• **Given exercise**
Using the listing beneath this task, count the lines with the word "xlabel" and write only the result.
+++ Data in this exercise
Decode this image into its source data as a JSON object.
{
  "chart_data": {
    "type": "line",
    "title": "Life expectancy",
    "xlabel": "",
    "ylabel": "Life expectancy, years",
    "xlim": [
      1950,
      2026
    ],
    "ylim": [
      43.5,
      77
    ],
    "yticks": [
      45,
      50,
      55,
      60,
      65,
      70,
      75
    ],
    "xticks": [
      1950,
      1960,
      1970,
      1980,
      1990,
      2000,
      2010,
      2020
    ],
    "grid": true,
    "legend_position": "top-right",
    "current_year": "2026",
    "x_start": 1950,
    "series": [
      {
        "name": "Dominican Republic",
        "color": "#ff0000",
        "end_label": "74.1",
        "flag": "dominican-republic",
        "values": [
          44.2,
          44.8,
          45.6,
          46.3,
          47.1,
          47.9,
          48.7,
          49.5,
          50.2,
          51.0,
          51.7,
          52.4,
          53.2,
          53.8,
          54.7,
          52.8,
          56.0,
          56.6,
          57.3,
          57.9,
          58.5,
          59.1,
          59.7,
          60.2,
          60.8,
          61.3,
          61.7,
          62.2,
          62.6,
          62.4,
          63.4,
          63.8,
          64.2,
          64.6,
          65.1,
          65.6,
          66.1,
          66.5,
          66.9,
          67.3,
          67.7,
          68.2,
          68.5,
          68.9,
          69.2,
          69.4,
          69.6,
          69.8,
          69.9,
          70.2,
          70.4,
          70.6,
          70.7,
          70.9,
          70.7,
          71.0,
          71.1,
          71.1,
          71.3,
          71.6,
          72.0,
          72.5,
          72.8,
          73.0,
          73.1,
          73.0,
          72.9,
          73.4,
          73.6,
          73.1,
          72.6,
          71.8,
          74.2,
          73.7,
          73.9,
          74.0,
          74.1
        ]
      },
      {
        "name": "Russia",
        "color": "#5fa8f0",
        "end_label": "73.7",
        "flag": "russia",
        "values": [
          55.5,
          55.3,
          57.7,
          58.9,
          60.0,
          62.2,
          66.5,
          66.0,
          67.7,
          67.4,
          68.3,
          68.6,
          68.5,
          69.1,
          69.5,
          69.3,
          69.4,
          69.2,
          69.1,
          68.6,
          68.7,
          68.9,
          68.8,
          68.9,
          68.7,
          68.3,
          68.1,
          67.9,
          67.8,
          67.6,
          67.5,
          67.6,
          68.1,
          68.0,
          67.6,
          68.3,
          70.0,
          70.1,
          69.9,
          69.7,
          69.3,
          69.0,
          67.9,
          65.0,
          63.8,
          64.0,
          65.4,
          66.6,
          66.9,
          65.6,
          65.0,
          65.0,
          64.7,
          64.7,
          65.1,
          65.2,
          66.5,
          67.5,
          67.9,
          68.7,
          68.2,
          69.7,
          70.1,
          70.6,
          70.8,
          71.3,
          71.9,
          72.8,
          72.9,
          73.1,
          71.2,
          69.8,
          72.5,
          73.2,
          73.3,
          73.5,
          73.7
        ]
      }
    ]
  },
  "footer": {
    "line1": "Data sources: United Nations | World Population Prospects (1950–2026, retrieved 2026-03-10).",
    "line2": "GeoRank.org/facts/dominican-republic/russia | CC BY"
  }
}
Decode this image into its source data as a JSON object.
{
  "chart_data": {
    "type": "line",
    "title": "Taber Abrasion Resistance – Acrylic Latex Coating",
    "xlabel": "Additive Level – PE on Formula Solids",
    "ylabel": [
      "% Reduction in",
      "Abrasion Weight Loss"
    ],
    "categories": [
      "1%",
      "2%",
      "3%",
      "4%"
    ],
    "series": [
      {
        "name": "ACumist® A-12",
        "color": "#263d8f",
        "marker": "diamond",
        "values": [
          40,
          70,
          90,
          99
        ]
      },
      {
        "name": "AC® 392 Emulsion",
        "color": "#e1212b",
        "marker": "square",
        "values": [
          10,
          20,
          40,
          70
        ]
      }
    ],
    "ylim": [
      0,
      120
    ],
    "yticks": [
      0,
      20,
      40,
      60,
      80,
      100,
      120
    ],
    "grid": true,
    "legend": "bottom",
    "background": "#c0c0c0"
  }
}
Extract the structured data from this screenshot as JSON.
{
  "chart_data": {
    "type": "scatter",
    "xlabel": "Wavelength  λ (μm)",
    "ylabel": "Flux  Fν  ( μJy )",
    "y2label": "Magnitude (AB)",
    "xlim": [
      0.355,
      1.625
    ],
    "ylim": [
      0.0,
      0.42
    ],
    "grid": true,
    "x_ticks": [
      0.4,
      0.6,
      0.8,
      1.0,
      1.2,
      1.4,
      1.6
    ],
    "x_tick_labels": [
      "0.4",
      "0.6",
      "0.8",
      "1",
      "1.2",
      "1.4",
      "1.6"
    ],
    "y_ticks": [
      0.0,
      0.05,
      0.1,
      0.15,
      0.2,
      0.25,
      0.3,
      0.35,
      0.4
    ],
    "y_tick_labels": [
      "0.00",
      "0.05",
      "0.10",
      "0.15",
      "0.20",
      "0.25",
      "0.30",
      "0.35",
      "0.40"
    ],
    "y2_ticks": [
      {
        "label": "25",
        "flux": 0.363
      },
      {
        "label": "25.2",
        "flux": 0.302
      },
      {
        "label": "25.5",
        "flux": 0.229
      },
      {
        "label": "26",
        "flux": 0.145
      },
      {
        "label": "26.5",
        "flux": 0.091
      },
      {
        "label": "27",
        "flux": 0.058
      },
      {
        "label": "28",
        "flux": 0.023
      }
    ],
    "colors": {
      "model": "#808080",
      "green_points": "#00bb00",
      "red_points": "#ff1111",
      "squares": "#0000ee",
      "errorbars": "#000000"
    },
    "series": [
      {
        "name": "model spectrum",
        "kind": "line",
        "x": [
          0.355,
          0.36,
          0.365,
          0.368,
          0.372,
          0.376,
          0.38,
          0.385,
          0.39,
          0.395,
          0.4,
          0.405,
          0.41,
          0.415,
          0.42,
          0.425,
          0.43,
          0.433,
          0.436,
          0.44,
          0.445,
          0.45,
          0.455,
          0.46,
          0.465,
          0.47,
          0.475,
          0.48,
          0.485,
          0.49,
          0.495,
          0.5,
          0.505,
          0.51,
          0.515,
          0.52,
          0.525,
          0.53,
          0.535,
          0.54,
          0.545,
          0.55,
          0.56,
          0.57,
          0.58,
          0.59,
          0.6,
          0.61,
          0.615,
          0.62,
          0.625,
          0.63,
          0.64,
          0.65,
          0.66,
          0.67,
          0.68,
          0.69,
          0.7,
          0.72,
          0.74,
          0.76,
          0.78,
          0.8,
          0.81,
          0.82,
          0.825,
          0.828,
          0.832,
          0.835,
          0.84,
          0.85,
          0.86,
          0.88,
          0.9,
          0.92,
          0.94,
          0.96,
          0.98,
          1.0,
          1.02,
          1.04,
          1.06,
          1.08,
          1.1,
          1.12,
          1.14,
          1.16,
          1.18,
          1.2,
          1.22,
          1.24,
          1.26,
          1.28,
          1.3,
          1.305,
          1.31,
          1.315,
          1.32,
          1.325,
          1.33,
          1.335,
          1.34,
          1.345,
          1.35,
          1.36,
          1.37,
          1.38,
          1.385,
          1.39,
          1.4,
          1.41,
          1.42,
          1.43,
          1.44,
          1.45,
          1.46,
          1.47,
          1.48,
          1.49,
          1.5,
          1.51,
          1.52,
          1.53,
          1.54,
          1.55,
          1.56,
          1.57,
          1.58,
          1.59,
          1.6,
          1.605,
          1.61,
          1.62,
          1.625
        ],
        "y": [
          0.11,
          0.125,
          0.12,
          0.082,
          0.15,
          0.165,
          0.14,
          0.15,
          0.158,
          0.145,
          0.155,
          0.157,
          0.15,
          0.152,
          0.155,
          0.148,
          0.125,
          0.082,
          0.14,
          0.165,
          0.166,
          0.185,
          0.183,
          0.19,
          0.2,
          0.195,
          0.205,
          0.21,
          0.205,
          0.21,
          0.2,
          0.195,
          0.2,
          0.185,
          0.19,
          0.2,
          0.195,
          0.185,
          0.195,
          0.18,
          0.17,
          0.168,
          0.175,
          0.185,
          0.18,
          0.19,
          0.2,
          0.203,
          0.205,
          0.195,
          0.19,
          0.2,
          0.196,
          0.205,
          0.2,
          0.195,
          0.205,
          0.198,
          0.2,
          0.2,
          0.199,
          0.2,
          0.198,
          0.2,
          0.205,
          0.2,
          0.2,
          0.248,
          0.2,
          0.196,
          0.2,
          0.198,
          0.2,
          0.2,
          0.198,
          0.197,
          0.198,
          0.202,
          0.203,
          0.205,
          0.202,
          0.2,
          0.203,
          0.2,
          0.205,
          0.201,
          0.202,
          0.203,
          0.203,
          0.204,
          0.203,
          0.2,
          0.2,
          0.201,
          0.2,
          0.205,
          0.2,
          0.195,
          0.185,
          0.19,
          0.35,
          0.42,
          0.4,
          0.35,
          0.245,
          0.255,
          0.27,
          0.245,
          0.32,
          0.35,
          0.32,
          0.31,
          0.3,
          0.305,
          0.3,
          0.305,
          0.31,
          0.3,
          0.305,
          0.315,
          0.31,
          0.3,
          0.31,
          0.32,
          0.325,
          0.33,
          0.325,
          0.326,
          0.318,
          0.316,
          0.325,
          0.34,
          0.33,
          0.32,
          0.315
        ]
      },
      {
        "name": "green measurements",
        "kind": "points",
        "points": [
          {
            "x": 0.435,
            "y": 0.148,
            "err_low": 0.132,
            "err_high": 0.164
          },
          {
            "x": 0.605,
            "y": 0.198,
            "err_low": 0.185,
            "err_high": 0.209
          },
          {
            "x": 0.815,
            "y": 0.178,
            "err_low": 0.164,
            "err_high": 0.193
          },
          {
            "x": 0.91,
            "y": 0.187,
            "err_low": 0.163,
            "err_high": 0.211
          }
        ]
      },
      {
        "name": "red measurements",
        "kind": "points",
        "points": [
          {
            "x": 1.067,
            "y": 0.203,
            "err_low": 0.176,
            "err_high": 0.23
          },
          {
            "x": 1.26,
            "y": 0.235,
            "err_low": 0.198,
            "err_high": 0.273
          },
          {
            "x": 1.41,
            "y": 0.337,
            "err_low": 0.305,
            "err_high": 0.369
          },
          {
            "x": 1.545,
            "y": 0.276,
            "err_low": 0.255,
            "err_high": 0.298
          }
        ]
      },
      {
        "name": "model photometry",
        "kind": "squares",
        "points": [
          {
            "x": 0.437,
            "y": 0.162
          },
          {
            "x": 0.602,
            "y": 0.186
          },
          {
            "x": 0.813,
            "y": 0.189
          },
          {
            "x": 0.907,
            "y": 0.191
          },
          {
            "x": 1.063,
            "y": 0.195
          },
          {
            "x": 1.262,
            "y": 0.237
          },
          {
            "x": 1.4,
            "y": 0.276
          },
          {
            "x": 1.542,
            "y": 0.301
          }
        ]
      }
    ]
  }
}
++++++
• **Final result**
3